TASK PROMPT
Copy every line from the data below in which the string "Shipping" can be found.

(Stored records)
☆ ☆ ☆ ☆ ☆ ☆ ☆
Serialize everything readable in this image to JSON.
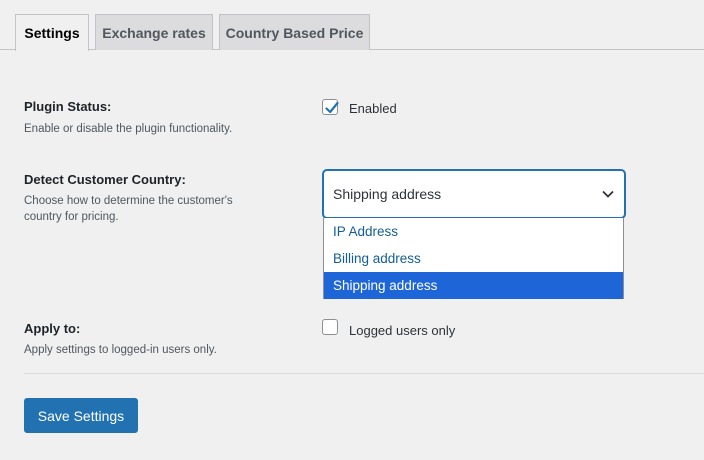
{
  "tabs": [
    {
      "label": "Settings",
      "active": true
    },
    {
      "label": "Exchange rates",
      "active": false
    },
    {
      "label": "Country Based Price",
      "active": false
    }
  ],
  "plugin_status": {
    "label": "Plugin Status:",
    "description": "Enable or disable the plugin functionality.",
    "checkbox_label": "Enabled",
    "checked": true
  },
  "detect_country": {
    "label": "Detect Customer Country:",
    "description_line1": "Choose how to determine the customer's",
    "description_line2": "country for pricing.",
    "selected_value": "Shipping address",
    "options": [
      "IP Address",
      "Billing address",
      "Shipping address"
    ]
  },
  "apply_to": {
    "label": "Apply to:",
    "description": "Apply settings to logged-in users only.",
    "checkbox_label": "Logged users only",
    "checked": false
  },
  "save_button": "Save Settings",
  "colors": {
    "accent": "#2271b1",
    "option_highlight": "#1e66d8",
    "background": "#f0f0f1"
  }
}
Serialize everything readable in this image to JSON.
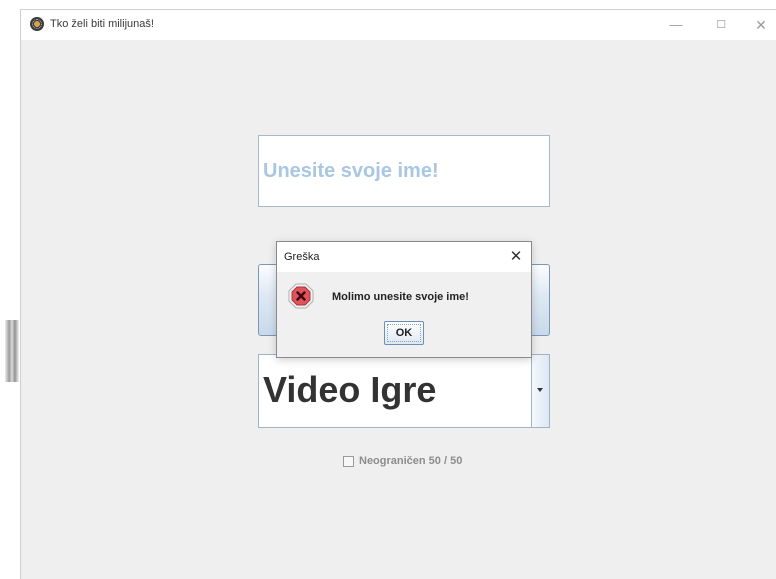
{
  "window": {
    "title": "Tko želi biti milijunaš!",
    "minimize_glyph": "—",
    "maximize_glyph": "☐",
    "close_glyph": "✕"
  },
  "form": {
    "name_placeholder": "Unesite svoje ime!",
    "category_selected": "Video Igre",
    "fifty_fifty_label": "Neograničen 50 / 50"
  },
  "dialog": {
    "title": "Greška",
    "close_glyph": "✕",
    "message": "Molimo unesite svoje ime!",
    "ok_label": "OK",
    "icon": "error-icon"
  },
  "colors": {
    "placeholder": "#a9c6e3",
    "error_icon": "#e0525c"
  }
}
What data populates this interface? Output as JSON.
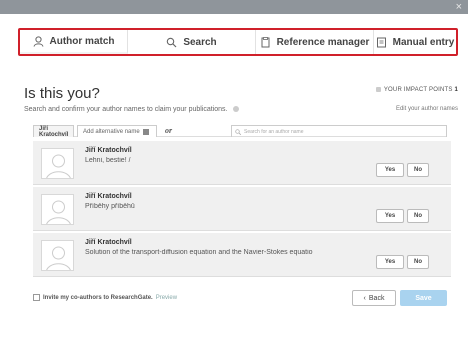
{
  "window": {
    "close_glyph": "×"
  },
  "tabs": [
    {
      "label": "Author match",
      "icon": "person-icon"
    },
    {
      "label": "Search",
      "icon": "search-icon"
    },
    {
      "label": "Reference manager",
      "icon": "document-icon"
    },
    {
      "label": "Manual entry",
      "icon": "page-icon"
    }
  ],
  "header": {
    "title": "Is this you?",
    "impact_label": "YOUR IMPACT POINTS",
    "impact_value": "1",
    "subtitle": "Search and confirm your author names to claim your publications.",
    "edit_names": "Edit your author names"
  },
  "names": {
    "current": "Jiří Kratochvíl",
    "add_label": "Add alternative name",
    "or_label": "or",
    "search_placeholder": "Search for an author name"
  },
  "matches": [
    {
      "name": "Jiří Kratochvíl",
      "publication": "Lehni, bestie! /",
      "yes": "Yes",
      "no": "No"
    },
    {
      "name": "Jiří Kratochvíl",
      "publication": "Příběhy příběhů",
      "yes": "Yes",
      "no": "No"
    },
    {
      "name": "Jiří Kratochvíl",
      "publication": "Solution of the transport-diffusion equation and the Navier-Stokes equatio",
      "yes": "Yes",
      "no": "No"
    }
  ],
  "footer": {
    "invite_label": "Invite my co-authors to ResearchGate.",
    "preview_label": "Preview",
    "back_label": "Back",
    "back_glyph": "‹",
    "save_label": "Save"
  },
  "colors": {
    "highlight_border": "#d0202a",
    "save_button": "#a9d3ef",
    "topbar": "#8f959b"
  }
}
☆ ☆ ☆ ☆ ☆ ☆ ☆
OUTPUT FOR THIS TASK
    "selected_value": "Shipping address",
      "Shipping address"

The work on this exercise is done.